» Passage shown:
═══

# Economic Data Preprocessing

In this notebook, we are going to preprocess economic data collected from [World Bank](https://data.worldbank.org/), these data are include Gross Domestic Product(GDP), GDP per capita, unemployment rates, inflation of consumer prices, trade and other economic indicators.Our aim is to explore how these economic indicators has influence on Food Consumption Score(FCS) and Household Dietary Diversity Scores (HDDS) consequently predict food security levels within a country. 

For instance, we may find that countries with higher GDP per capita tend to have higher FCS and HDDS, indicating a positive correlation between economic prosperity and food security. Similarly, we may analyze how changes in unemployment rates or inflation affect access to diverse and nutritious diets, providing valuable insights to address food insecurity in a country.

[World bank Data Licenses](https://datacatalog.worldbank.org/public-licenses#cc-by) [here]()

## Import Libraries

In [11]:
import pandas as pd
from pandas import read_csv
import numpy as np
from functools import reduce
import seaborn as sns
import matplotlib.pyplot as plt

## Helper Functions

In [12]:
def save_country_data(data_frame, country_paths):
    
    '''
    Saves specific country data from a provided DataFrame to designated file paths.

═══

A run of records
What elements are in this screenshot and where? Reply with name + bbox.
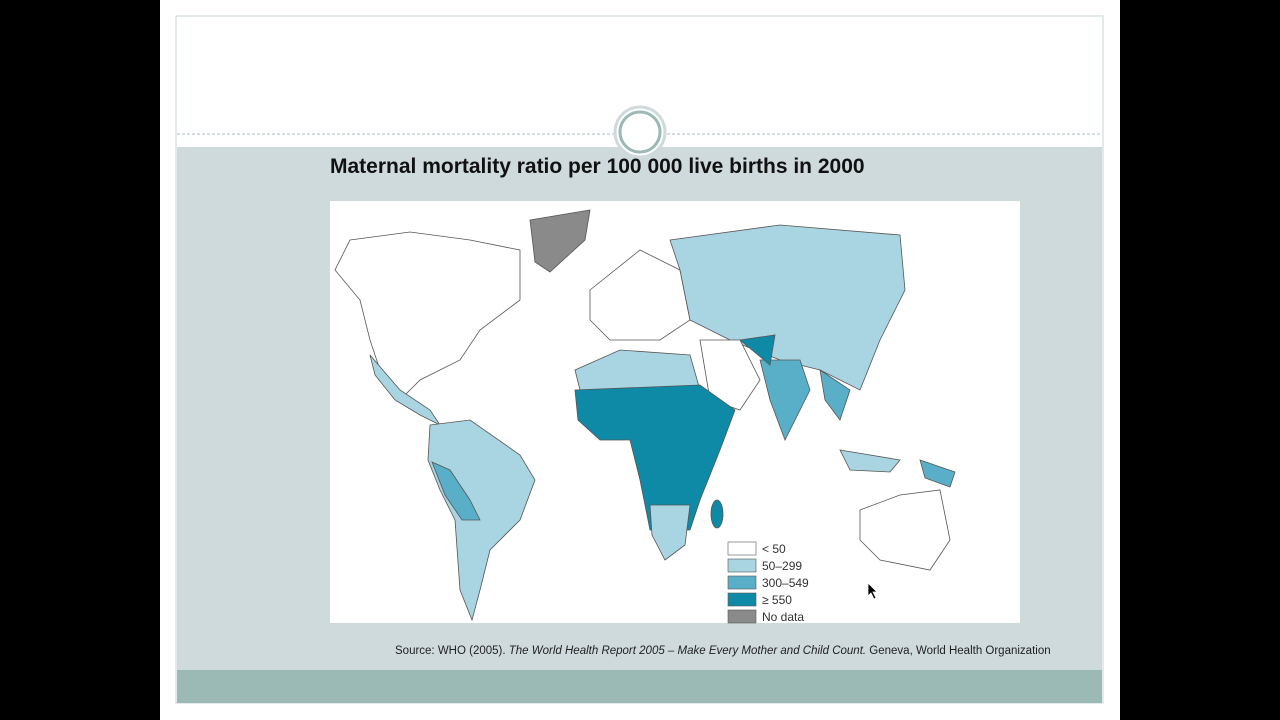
europe	[589, 249, 691, 341]
map: < 50 50–299 300–549 ≥ 550 No data	[330, 201, 1020, 624]
indonesia	[839, 449, 901, 473]
north-africa	[574, 349, 701, 391]
andes	[431, 461, 481, 521]
legend-swatch	[727, 558, 757, 573]
india	[759, 359, 811, 441]
footer-band	[177, 670, 1102, 703]
source-note: Source: WHO (2005). The World Health Rep…	[395, 645, 1051, 657]
greenland	[529, 209, 591, 273]
legend-label: No data	[762, 610, 804, 624]
legend-label: ≥ 550	[762, 593, 792, 607]
legend-label: < 50	[762, 542, 786, 556]
legend-swatch	[727, 592, 757, 607]
southern-africa	[649, 504, 691, 561]
south-america	[427, 419, 536, 622]
legend-label: 300–549	[762, 576, 809, 590]
asia	[669, 224, 906, 391]
legend-swatch	[727, 609, 757, 624]
papua	[919, 459, 956, 488]
southeast-asia	[819, 369, 851, 421]
ornament-inner	[618, 110, 662, 154]
pakistan-afghanistan	[739, 334, 776, 366]
legend-swatch	[727, 575, 757, 590]
north-america	[334, 231, 521, 401]
central-america	[369, 354, 442, 427]
source-suffix: Geneva, World Health Organization	[866, 645, 1051, 657]
legend-label: 50–299	[762, 559, 802, 573]
slide-title: Maternal mortality ratio per 100 000 liv…	[330, 155, 865, 178]
cursor	[867, 582, 878, 600]
australia	[859, 489, 951, 571]
source-prefix: Source: WHO (2005).	[395, 645, 509, 657]
legend-swatch	[727, 541, 757, 556]
legend: < 50 50–299 300–549 ≥ 550 No data	[727, 541, 809, 624]
madagascar	[710, 499, 724, 529]
source-title: The World Health Report 2005 – Make Ever…	[509, 645, 866, 657]
middle-east	[699, 339, 761, 411]
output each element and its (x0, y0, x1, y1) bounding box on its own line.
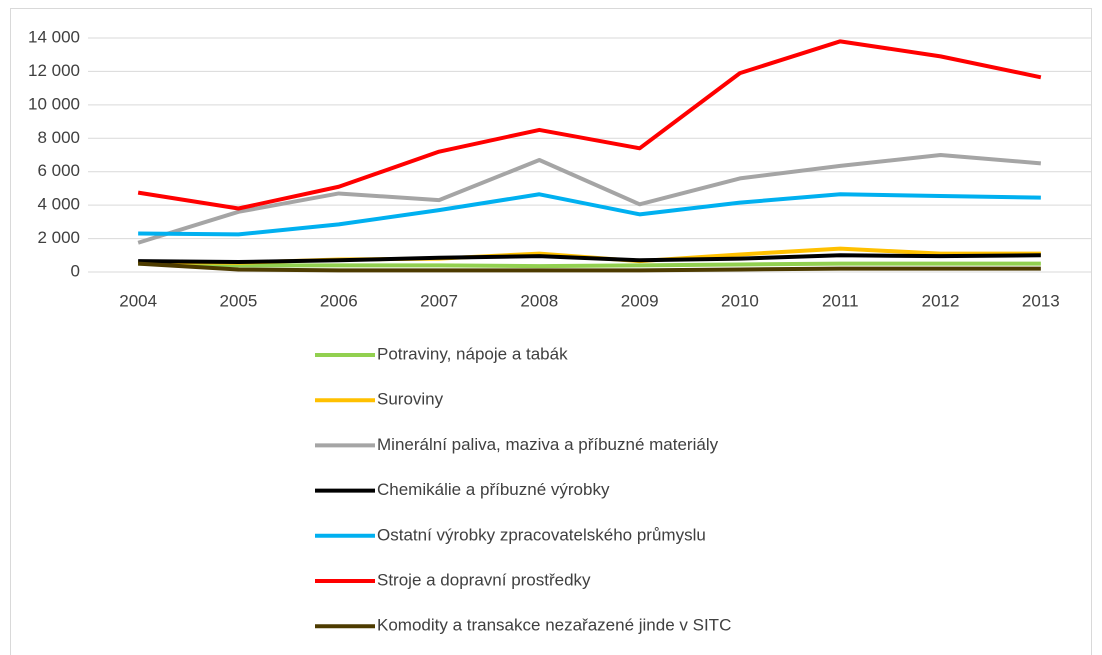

═══

» Requirement A:
Answer these questions from the notebook text:
(i) From which organization's site was the economic data collected?
(ii) Which two scores does the notebook aim to relate the economic indicators to?
(iii) According to its docstring, what does the function save_country_data save?
» Requirement B: In the records, swap "andes" for "andes-mountains" across the stretch from the line containing "249, 691, 341]" through the line containing "source-note: Source: WHO". Return only those lines, with everything else left as it is.
The notebook text and the records come from separate sources.

» Task result A:
(i) The World Bank.
(ii) The Food Consumption Score (FCS) and the Household Dietary Diversity Scores (HDDS).
(iii) Specific country data from a provided DataFrame to designated file paths.

» Task result B:
europe	[589, 249, 691, 341]
map: < 50 50–299 300–549 ≥ 550 No data	[330, 201, 1020, 624]
indonesia	[839, 449, 901, 473]
north-africa	[574, 349, 701, 391]
andes-mountains	[431, 461, 481, 521]
legend-swatch	[727, 558, 757, 573]
india	[759, 359, 811, 441]
footer-band	[177, 670, 1102, 703]
source-note: Source: WHO (2005). The World Health Rep…	[395, 645, 1051, 657]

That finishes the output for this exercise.